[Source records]
---

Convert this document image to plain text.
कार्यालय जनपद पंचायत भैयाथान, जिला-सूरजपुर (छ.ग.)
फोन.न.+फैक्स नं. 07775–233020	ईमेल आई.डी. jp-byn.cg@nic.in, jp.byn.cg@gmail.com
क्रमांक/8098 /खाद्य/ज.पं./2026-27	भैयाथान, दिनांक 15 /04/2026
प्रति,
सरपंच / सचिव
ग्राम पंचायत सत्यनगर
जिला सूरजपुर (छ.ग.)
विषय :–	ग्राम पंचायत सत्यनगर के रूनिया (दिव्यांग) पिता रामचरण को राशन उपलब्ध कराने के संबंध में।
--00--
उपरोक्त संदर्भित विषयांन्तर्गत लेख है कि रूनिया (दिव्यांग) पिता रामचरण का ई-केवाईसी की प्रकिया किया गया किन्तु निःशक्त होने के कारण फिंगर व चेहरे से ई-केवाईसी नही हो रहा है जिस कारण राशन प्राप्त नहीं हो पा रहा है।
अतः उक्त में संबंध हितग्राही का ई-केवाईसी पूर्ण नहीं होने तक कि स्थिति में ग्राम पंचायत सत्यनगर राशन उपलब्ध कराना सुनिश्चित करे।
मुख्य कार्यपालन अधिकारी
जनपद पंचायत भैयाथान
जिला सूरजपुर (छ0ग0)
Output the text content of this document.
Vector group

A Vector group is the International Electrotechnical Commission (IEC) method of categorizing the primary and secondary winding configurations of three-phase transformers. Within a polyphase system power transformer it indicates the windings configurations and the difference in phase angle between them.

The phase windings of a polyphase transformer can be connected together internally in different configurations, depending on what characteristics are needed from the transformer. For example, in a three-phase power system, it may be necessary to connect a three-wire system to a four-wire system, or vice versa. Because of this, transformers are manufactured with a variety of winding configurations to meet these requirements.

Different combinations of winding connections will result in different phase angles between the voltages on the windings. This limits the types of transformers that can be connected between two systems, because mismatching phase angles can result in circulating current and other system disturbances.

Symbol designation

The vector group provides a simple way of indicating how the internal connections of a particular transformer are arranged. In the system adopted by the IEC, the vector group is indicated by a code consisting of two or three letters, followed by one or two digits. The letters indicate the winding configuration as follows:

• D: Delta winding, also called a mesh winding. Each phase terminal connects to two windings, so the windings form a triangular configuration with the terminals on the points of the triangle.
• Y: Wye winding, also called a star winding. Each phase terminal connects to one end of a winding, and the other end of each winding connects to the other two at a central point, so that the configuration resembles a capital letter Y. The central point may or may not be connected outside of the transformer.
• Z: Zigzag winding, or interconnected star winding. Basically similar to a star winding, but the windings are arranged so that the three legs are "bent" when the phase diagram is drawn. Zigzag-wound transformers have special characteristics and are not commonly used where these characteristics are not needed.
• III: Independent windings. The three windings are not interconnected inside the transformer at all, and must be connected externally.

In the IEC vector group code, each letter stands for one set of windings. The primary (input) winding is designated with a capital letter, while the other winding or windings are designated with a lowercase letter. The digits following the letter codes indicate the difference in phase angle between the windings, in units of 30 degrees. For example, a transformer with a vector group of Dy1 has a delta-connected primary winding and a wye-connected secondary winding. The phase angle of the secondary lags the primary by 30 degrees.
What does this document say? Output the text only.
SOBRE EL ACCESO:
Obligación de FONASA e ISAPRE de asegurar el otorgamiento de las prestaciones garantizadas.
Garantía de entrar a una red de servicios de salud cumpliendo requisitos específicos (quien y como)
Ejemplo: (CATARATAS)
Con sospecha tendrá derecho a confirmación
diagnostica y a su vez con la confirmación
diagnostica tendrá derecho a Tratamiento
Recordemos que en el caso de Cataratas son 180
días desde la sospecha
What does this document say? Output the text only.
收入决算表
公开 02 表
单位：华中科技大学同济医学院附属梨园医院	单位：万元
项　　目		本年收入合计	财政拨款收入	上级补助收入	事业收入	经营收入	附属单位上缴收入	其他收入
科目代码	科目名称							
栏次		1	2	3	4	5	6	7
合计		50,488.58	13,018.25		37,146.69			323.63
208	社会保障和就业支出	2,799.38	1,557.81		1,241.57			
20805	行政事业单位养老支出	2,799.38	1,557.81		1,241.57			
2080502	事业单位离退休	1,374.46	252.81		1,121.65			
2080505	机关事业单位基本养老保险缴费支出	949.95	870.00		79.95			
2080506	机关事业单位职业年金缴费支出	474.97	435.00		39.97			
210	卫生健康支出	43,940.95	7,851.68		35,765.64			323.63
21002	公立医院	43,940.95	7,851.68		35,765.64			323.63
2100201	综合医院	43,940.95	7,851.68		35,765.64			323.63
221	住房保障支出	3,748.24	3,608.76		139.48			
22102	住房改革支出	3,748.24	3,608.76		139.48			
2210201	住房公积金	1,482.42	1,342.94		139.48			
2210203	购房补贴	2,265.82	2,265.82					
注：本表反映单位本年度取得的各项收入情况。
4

---

Transcribe the data. Leave every line exactly as it is.

Convert this document image to plain text.
कार्यालय जनपद पंचायत भैयाथान, जिला-सूरजपुर (छ.ग.)
फोन.न.+फैक्स नं. 07775–233020	ईमेल आई.डी. jp-byn.cg@nic.in, jp.byn.cg@gmail.com
क्रमांक/8098 /खाद्य/ज.पं./2026-27	भैयाथान, दिनांक 15 /04/2026
प्रति,
सरपंच / सचिव
ग्राम पंचायत सत्यनगर
जिला सूरजपुर (छ.ग.)
विषय :–	ग्राम पंचायत सत्यनगर के रूनिया (दिव्यांग) पिता रामचरण को राशन उपलब्ध कराने के संबंध में।
--00--
उपरोक्त संदर्भित विषयांन्तर्गत लेख है कि रूनिया (दिव्यांग) पिता रामचरण का ई-केवाईसी की प्रकिया किया गया किन्तु निःशक्त होने के कारण फिंगर व चेहरे से ई-केवाईसी नही हो रहा है जिस कारण राशन प्राप्त नहीं हो पा रहा है।
अतः उक्त में संबंध हितग्राही का ई-केवाईसी पूर्ण नहीं होने तक कि स्थिति में ग्राम पंचायत सत्यनगर राशन उपलब्ध कराना सुनिश्चित करे।
मुख्य कार्यपालन अधिकारी
जनपद पंचायत भैयाथान
जिला सूरजपुर (छ0ग0)
Output the text content of this document.
Vector group

A Vector group is the International Electrotechnical Commission (IEC) method of categorizing the primary and secondary winding configurations of three-phase transformers. Within a polyphase system power transformer it indicates the windings configurations and the difference in phase angle between them.

The phase windings of a polyphase transformer can be connected together internally in different configurations, depending on what characteristics are needed from the transformer. For example, in a three-phase power system, it may be necessary to connect a three-wire system to a four-wire system, or vice versa. Because of this, transformers are manufactured with a variety of winding configurations to meet these requirements.

Different combinations of winding connections will result in different phase angles between the voltages on the windings. This limits the types of transformers that can be connected between two systems, because mismatching phase angles can result in circulating current and other system disturbances.

Symbol designation

The vector group provides a simple way of indicating how the internal connections of a particular transformer are arranged. In the system adopted by the IEC, the vector group is indicated by a code consisting of two or three letters, followed by one or two digits. The letters indicate the winding configuration as follows:

• D: Delta winding, also called a mesh winding. Each phase terminal connects to two windings, so the windings form a triangular configuration with the terminals on the points of the triangle.
• Y: Wye winding, also called a star winding. Each phase terminal connects to one end of a winding, and the other end of each winding connects to the other two at a central point, so that the configuration resembles a capital letter Y. The central point may or may not be connected outside of the transformer.
• Z: Zigzag winding, or interconnected star winding. Basically similar to a star winding, but the windings are arranged so that the three legs are "bent" when the phase diagram is drawn. Zigzag-wound transformers have special characteristics and are not commonly used where these characteristics are not needed.
• III: Independent windings. The three windings are not interconnected inside the transformer at all, and must be connected externally.

In the IEC vector group code, each letter stands for one set of windings. The primary (input) winding is designated with a capital letter, while the other winding or windings are designated with a lowercase letter. The digits following the letter codes indicate the difference in phase angle between the windings, in units of 30 degrees. For example, a transformer with a vector group of Dy1 has a delta-connected primary winding and a wye-connected secondary winding. The phase angle of the secondary lags the primary by 30 degrees.
What does this document say? Output the text only.
SOBRE EL ACCESO:
Obligación de FONASA e ISAPRE de asegurar el otorgamiento de las prestaciones garantizadas.
Garantía de entrar a una red de servicios de salud cumpliendo requisitos específicos (quien y como)
Ejemplo: (CATARATAS)
Con sospecha tendrá derecho a confirmación
diagnostica y a su vez con la confirmación
diagnostica tendrá derecho a Tratamiento
Recordemos que en el caso de Cataratas son 180
días desde la sospecha
What does this document say? Output the text only.
收入决算表
公开 02 表
单位：华中科技大学同济医学院附属梨园医院	单位：万元
项　　目		本年收入合计	财政拨款收入	上级补助收入	事业收入	经营收入	附属单位上缴收入	其他收入
科目代码	科目名称							
栏次		1	2	3	4	5	6	7
合计		50,488.58	13,018.25		37,146.69			323.63
208	社会保障和就业支出	2,799.38	1,557.81		1,241.57			
20805	行政事业单位养老支出	2,799.38	1,557.81		1,241.57			
2080502	事业单位离退休	1,374.46	252.81		1,121.65			
2080505	机关事业单位基本养老保险缴费支出	949.95	870.00		79.95			
2080506	机关事业单位职业年金缴费支出	474.97	435.00		39.97			
210	卫生健康支出	43,940.95	7,851.68		35,765.64			323.63
21002	公立医院	43,940.95	7,851.68		35,765.64			323.63
2100201	综合医院	43,940.95	7,851.68		35,765.64			323.63
221	住房保障支出	3,748.24	3,608.76		139.48			
22102	住房改革支出	3,748.24	3,608.76		139.48			
2210201	住房公积金	1,482.42	1,342.94		139.48			
2210203	购房补贴	2,265.82	2,265.82					
注：本表反映单位本年度取得的各项收入情况。
4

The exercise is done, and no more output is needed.